Extracted entries
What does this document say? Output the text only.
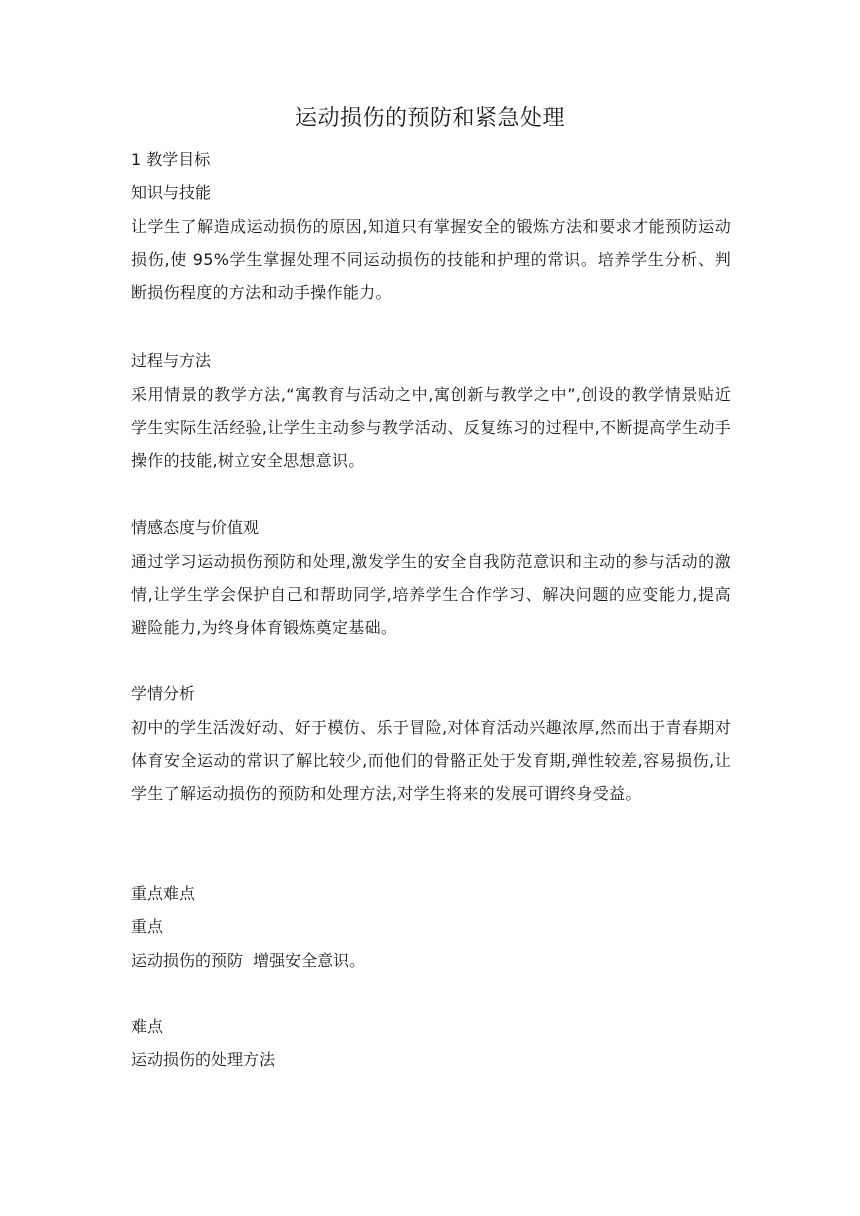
运动损伤的预防和紧急处理
1 教学目标
知识与技能
让学生了解造成运动损伤的原因,知道只有掌握安全的锻炼方法和要求才能预防运动损伤,使 95%学生掌握处理不同运动损伤的技能和护理的常识。培养学生分析、判断损伤程度的方法和动手操作能力。
过程与方法
采用情景的教学方法,“寓教育与活动之中,寓创新与教学之中”,创设的教学情景贴近学生实际生活经验,让学生主动参与教学活动、反复练习的过程中,不断提高学生动手操作的技能,树立安全思想意识。
情感态度与价值观
通过学习运动损伤预防和处理,激发学生的安全自我防范意识和主动的参与活动的激情,让学生学会保护自己和帮助同学,培养学生合作学习、解决问题的应变能力,提高避险能力,为终身体育锻炼奠定基础。
学情分析
初中的学生活泼好动、好于模仿、乐于冒险,对体育活动兴趣浓厚,然而出于青春期对体育安全运动的常识了解比较少,而他们的骨骼正处于发育期,弹性较差,容易损伤,让学生了解运动损伤的预防和处理方法,对学生将来的发展可谓终身受益。
重点难点
重点
运动损伤的预防  增强安全意识。
难点
运动损伤的处理方法
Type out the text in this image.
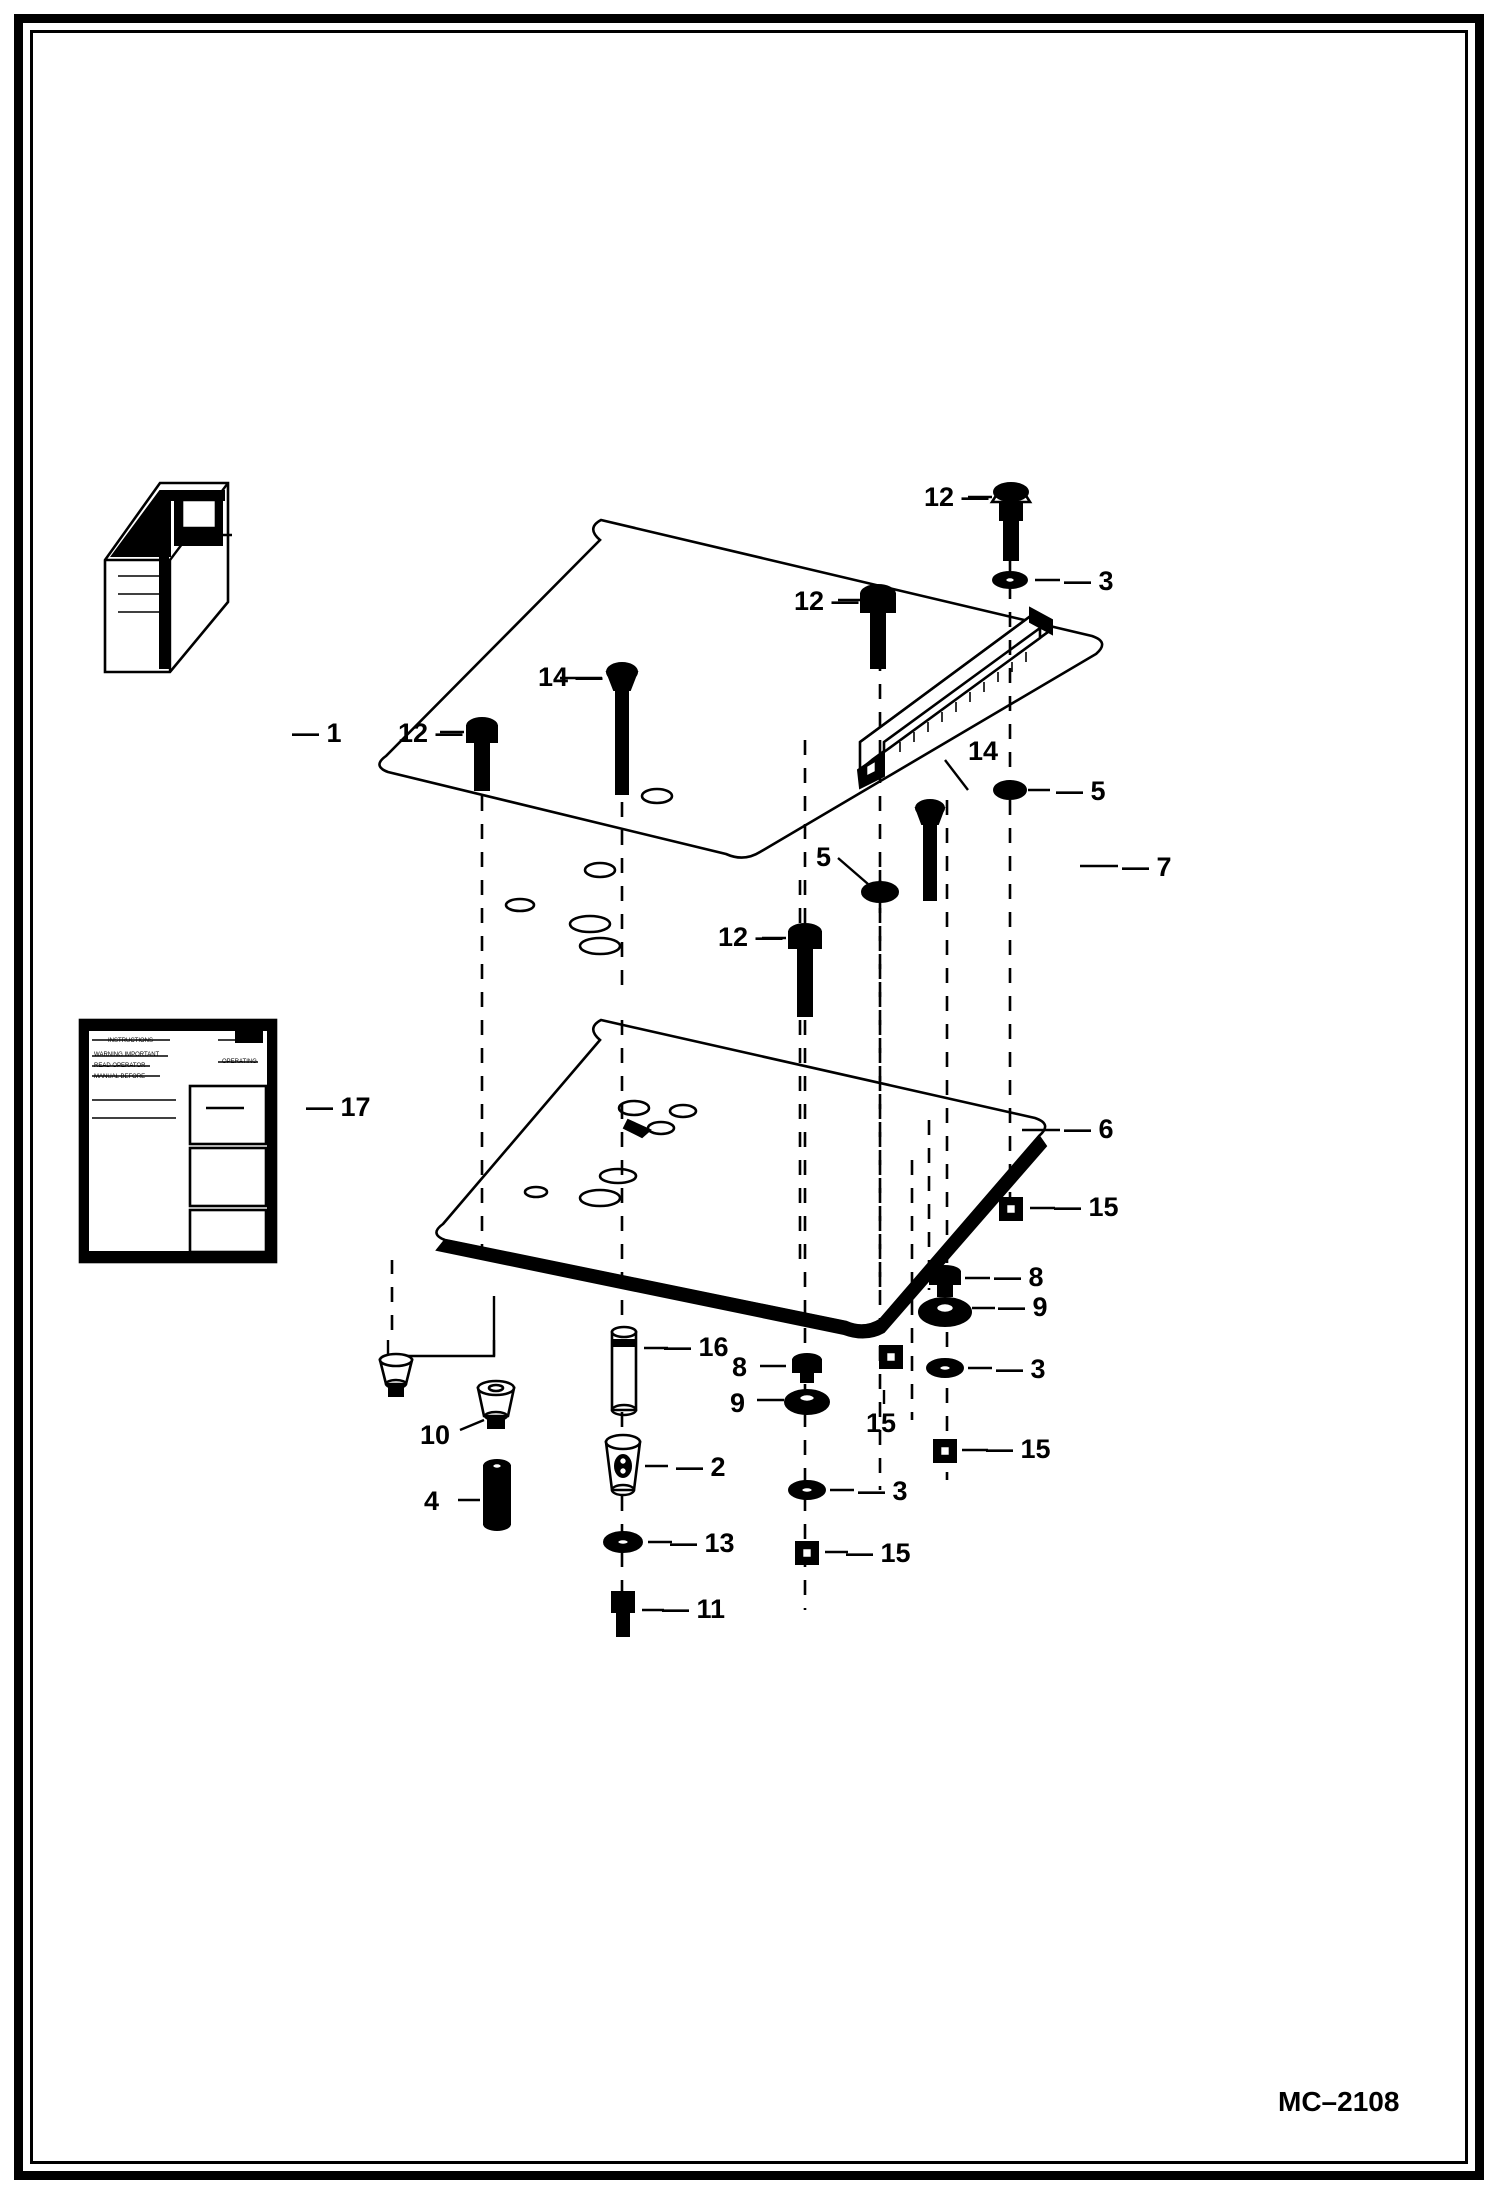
INSTRUCTIONS
WARNING IMPORTANT
READ OPERATOR
MANUAL BEFORE
OPERATING
— 1
— 2
— 3
— 3
— 3
4
— 5
5
— 6
— 7
— 8
8
— 9
9
10
— 11
12 —
12 —
12 —
12 —
— 13
14 —
14
— 15
— 15
15
— 15
— 16
— 17
MC–2108
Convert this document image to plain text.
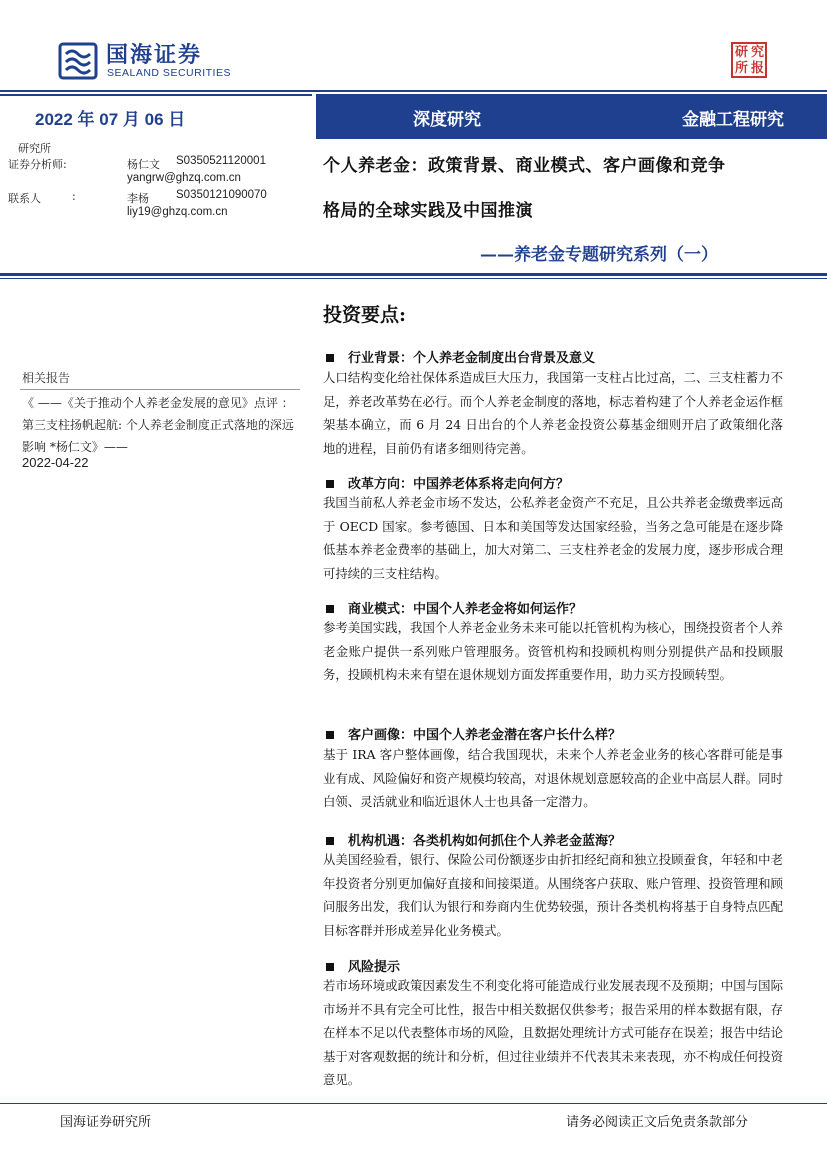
国海证券
SEALAND SECURITIES
研 究
所 报
2022 年 07 月 06 日	深度研究	金融工程研究
研究所
证券分析师:	杨仁文 S0350521120001
yangrw@ghzq.com.cn
联系人	:	李杨 S0350121090070
liy19@ghzq.com.cn
个人养老金：政策背景、商业模式、客户画像和竞争
格局的全球实践及中国推演
——养老金专题研究系列（一）
相关报告
《 ——《关于推动个人养老金发展的意见》点评 ： 第三支柱扬帆起航: 个人养老金制度正式落地的深远影响 *杨仁文》——
2022-04-22
投资要点:
行业背景：个人养老金制度出台背景及意义
人口结构变化给社保体系造成巨大压力，我国第一支柱占比过高，二、三支柱蓄力不足，养老改革势在必行。而个人养老金制度的落地，标志着构建了个人养老金运作框架基本确立，而 6 月 24 日出台的个人养老金投资公募基金细则开启了政策细化落地的进程，目前仍有诸多细则待完善。
改革方向：中国养老体系将走向何方？
我国当前私人养老金市场不发达，公私养老金资产不充足，且公共养老金缴费率远高于 OECD 国家。参考德国、日本和美国等发达国家经验，当务之急可能是在逐步降低基本养老金费率的基础上，加大对第二、三支柱养老金的发展力度，逐步形成合理可持续的三支柱结构。
商业模式：中国个人养老金将如何运作？
参考美国实践，我国个人养老金业务未来可能以托管机构为核心，围绕投资者个人养老金账户提供一系列账户管理服务。资管机构和投顾机构则分别提供产品和投顾服务，投顾机构未来有望在退休规划方面发挥重要作用，助力买方投顾转型。
客户画像：中国个人养老金潜在客户长什么样？
基于 IRA 客户整体画像，结合我国现状，未来个人养老金业务的核心客群可能是事业有成、风险偏好和资产规模均较高，对退休规划意愿较高的企业中高层人群。同时白领、灵活就业和临近退休人士也具备一定潜力。
机构机遇：各类机构如何抓住个人养老金蓝海？
从美国经验看，银行、保险公司份额逐步由折扣经纪商和独立投顾蚕食，年轻和中老年投资者分别更加偏好直接和间接渠道。从围绕客户获取、账户管理、投资管理和顾问服务出发，我们认为银行和券商内生优势较强，预计各类机构将基于自身特点匹配目标客群并形成差异化业务模式。
风险提示
若市场环境或政策因素发生不利变化将可能造成行业发展表现不及预期；中国与国际市场并不具有完全可比性，报告中相关数据仅供参考；报告采用的样本数据有限，存在样本不足以代表整体市场的风险，且数据处理统计方式可能存在误差；报告中结论基于对客观数据的统计和分析，但过往业绩并不代表其未来表现，亦不构成任何投资意见。
国海证券研究所	请务必阅读正文后免责条款部分
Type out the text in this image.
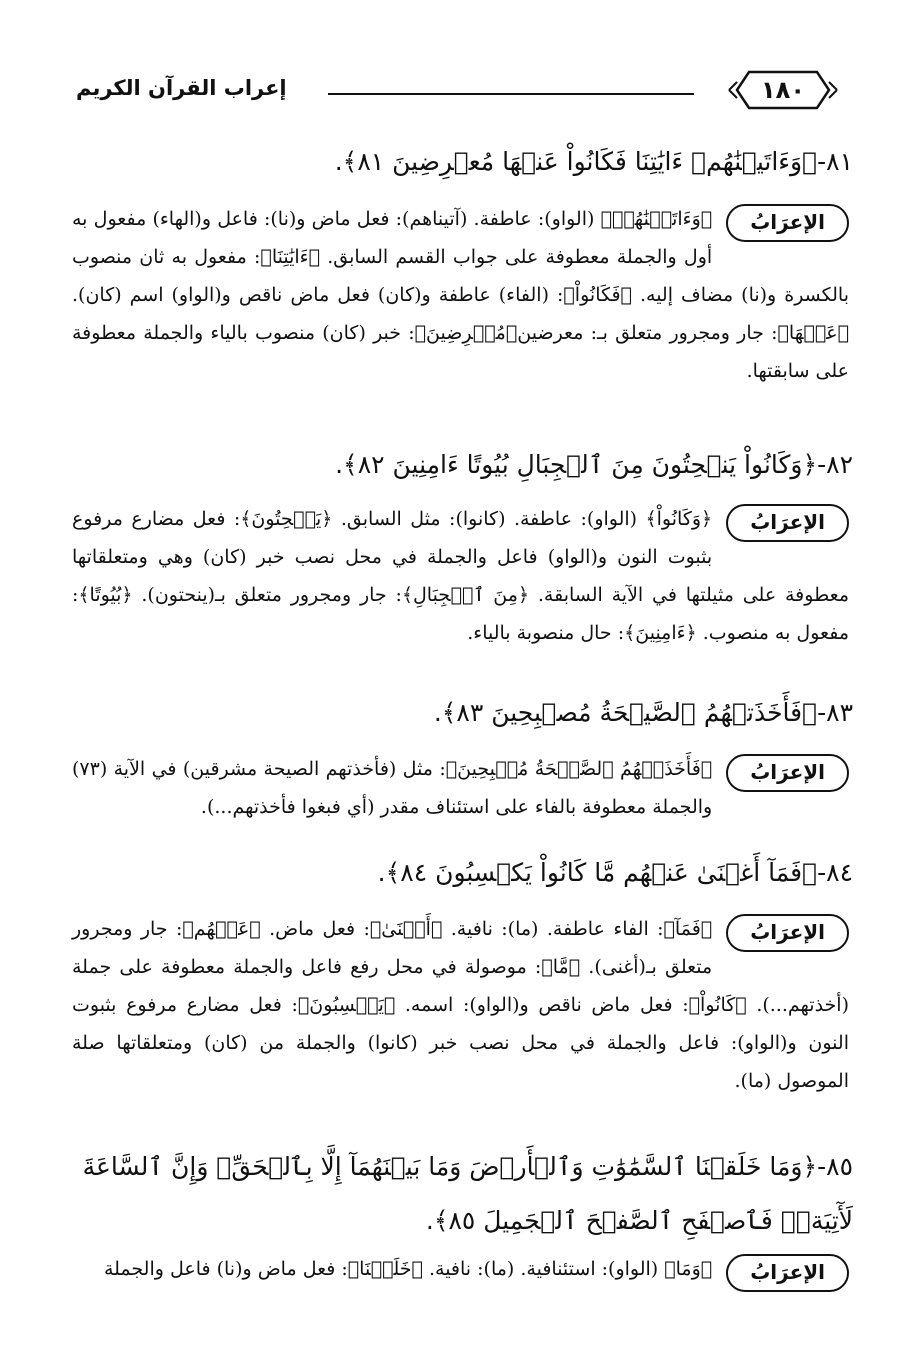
١٨٠
إعراب القرآن الكريم
٨١-﴿وَءَاتَيۡنَٰهُمۡ ءَايَٰتِنَا فَكَانُواْ عَنۡهَا مُعۡرِضِينَ ٨١﴾.
الإعرَابُ
﴿وَءَاتَيۡنَٰهُمۡ﴾ (الواو): عاطفة. (آتيناهم): فعل ماض و(نا): فاعل و(الهاء) مفعول به أول والجملة معطوفة على جواب القسم السابق. ﴿ءَايَٰتِنَا﴾: مفعول به ثان منصوب بالكسرة و(نا) مضاف إليه. ﴿فَكَانُواْ﴾: (الفاء) عاطفة و(كان) فعل ماض ناقص و(الواو) اسم (كان). ﴿عَنۡهَا﴾: جار ومجرور متعلق بـ: معرضين﴿مُعۡرِضِينَ﴾: خبر (كان) منصوب بالياء والجملة معطوفة على سابقتها.
٨٢-﴿وَكَانُواْ يَنۡحِتُونَ مِنَ ٱلۡجِبَالِ بُيُوتًا ءَامِنِينَ ٨٢﴾.
الإعرَابُ
﴿وَكَانُواْ﴾ (الواو): عاطفة. (كانوا): مثل السابق. ﴿يَنۡحِتُونَ﴾: فعل مضارع مرفوع بثبوت النون و(الواو) فاعل والجملة في محل نصب خبر (كان) وهي ومتعلقاتها معطوفة على مثيلتها في الآية السابقة. ﴿مِنَ ٱلۡجِبَالِ﴾: جار ومجرور متعلق بـ(ينحتون). ﴿بُيُوتًا﴾: مفعول به منصوب. ﴿ءَامِنِينَ﴾: حال منصوبة بالياء.
٨٣-﴿فَأَخَذَتۡهُمُ ٱلصَّيۡحَةُ مُصۡبِحِينَ ٨٣﴾.
الإعرَابُ
﴿فَأَخَذَتۡهُمُ ٱلصَّيۡحَةُ مُصۡبِحِينَ﴾: مثل (فأخذتهم الصيحة مشرقين) في الآية (٧٣) والجملة معطوفة بالفاء على استئناف مقدر (أي فبغوا فأخذتهم...).
٨٤-﴿فَمَآ أَغۡنَىٰ عَنۡهُم مَّا كَانُواْ يَكۡسِبُونَ ٨٤﴾.
الإعرَابُ
﴿فَمَآ﴾: الفاء عاطفة. (ما): نافية. ﴿أَغۡنَىٰ﴾: فعل ماض. ﴿عَنۡهُم﴾: جار ومجرور متعلق بـ(أغنى). ﴿مَّا﴾: موصولة في محل رفع فاعل والجملة معطوفة على جملة (أخذتهم...). ﴿كَانُواْ﴾: فعل ماض ناقص و(الواو): اسمه. ﴿يَكۡسِبُونَ﴾: فعل مضارع مرفوع بثبوت النون و(الواو): فاعل والجملة في محل نصب خبر (كانوا) والجملة من (كان) ومتعلقاتها صلة الموصول (ما).
٨٥-﴿وَمَا خَلَقۡنَا ٱلسَّمَٰوَٰتِ وَٱلۡأَرۡضَ وَمَا بَيۡنَهُمَآ إِلَّا بِٱلۡحَقِّۗ وَإِنَّ ٱلسَّاعَةَ لَأٓتِيَةٞۖ فَٱصۡفَحِ ٱلصَّفۡحَ ٱلۡجَمِيلَ ٨٥﴾.
الإعرَابُ
﴿وَمَا﴾ (الواو): استئنافية. (ما): نافية. ﴿خَلَقۡنَا﴾: فعل ماض و(نا) فاعل والجملة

What to produce
Gather each line from the listing above that holds "والجملة".

Exercise solution
﴿وَءَاتَيۡنَٰهُمۡ﴾ (الواو): عاطفة. (آتيناهم): فعل ماض و(نا): فاعل و(الهاء) مفعول به أول والجملة معطوفة على جواب القسم السابق. ﴿ءَايَٰتِنَا﴾: مفعول به ثان منصوب بالكسرة و(نا) مضاف إليه. ﴿فَكَانُواْ﴾: (الفاء) عاطفة و(كان) فعل ماض ناقص و(الواو) اسم (كان). ﴿عَنۡهَا﴾: جار ومجرور متعلق بـ: معرضين﴿مُعۡرِضِينَ﴾: خبر (كان) منصوب بالياء والجملة معطوفة على سابقتها.
﴿وَكَانُواْ﴾ (الواو): عاطفة. (كانوا): مثل السابق. ﴿يَنۡحِتُونَ﴾: فعل مضارع مرفوع بثبوت النون و(الواو) فاعل والجملة في محل نصب خبر (كان) وهي ومتعلقاتها معطوفة على مثيلتها في الآية السابقة. ﴿مِنَ ٱلۡجِبَالِ﴾: جار ومجرور متعلق بـ(ينحتون). ﴿بُيُوتًا﴾: مفعول به منصوب. ﴿ءَامِنِينَ﴾: حال منصوبة بالياء.
﴿فَأَخَذَتۡهُمُ ٱلصَّيۡحَةُ مُصۡبِحِينَ﴾: مثل (فأخذتهم الصيحة مشرقين) في الآية (٧٣) والجملة معطوفة بالفاء على استئناف مقدر (أي فبغوا فأخذتهم...).
﴿فَمَآ﴾: الفاء عاطفة. (ما): نافية. ﴿أَغۡنَىٰ﴾: فعل ماض. ﴿عَنۡهُم﴾: جار ومجرور متعلق بـ(أغنى). ﴿مَّا﴾: موصولة في محل رفع فاعل والجملة معطوفة على جملة (أخذتهم...). ﴿كَانُواْ﴾: فعل ماض ناقص و(الواو): اسمه. ﴿يَكۡسِبُونَ﴾: فعل مضارع مرفوع بثبوت النون و(الواو): فاعل والجملة في محل نصب خبر (كانوا) والجملة من (كان) ومتعلقاتها صلة الموصول (ما).
﴿وَمَا﴾ (الواو): استئنافية. (ما): نافية. ﴿خَلَقۡنَا﴾: فعل ماض و(نا) فاعل والجملة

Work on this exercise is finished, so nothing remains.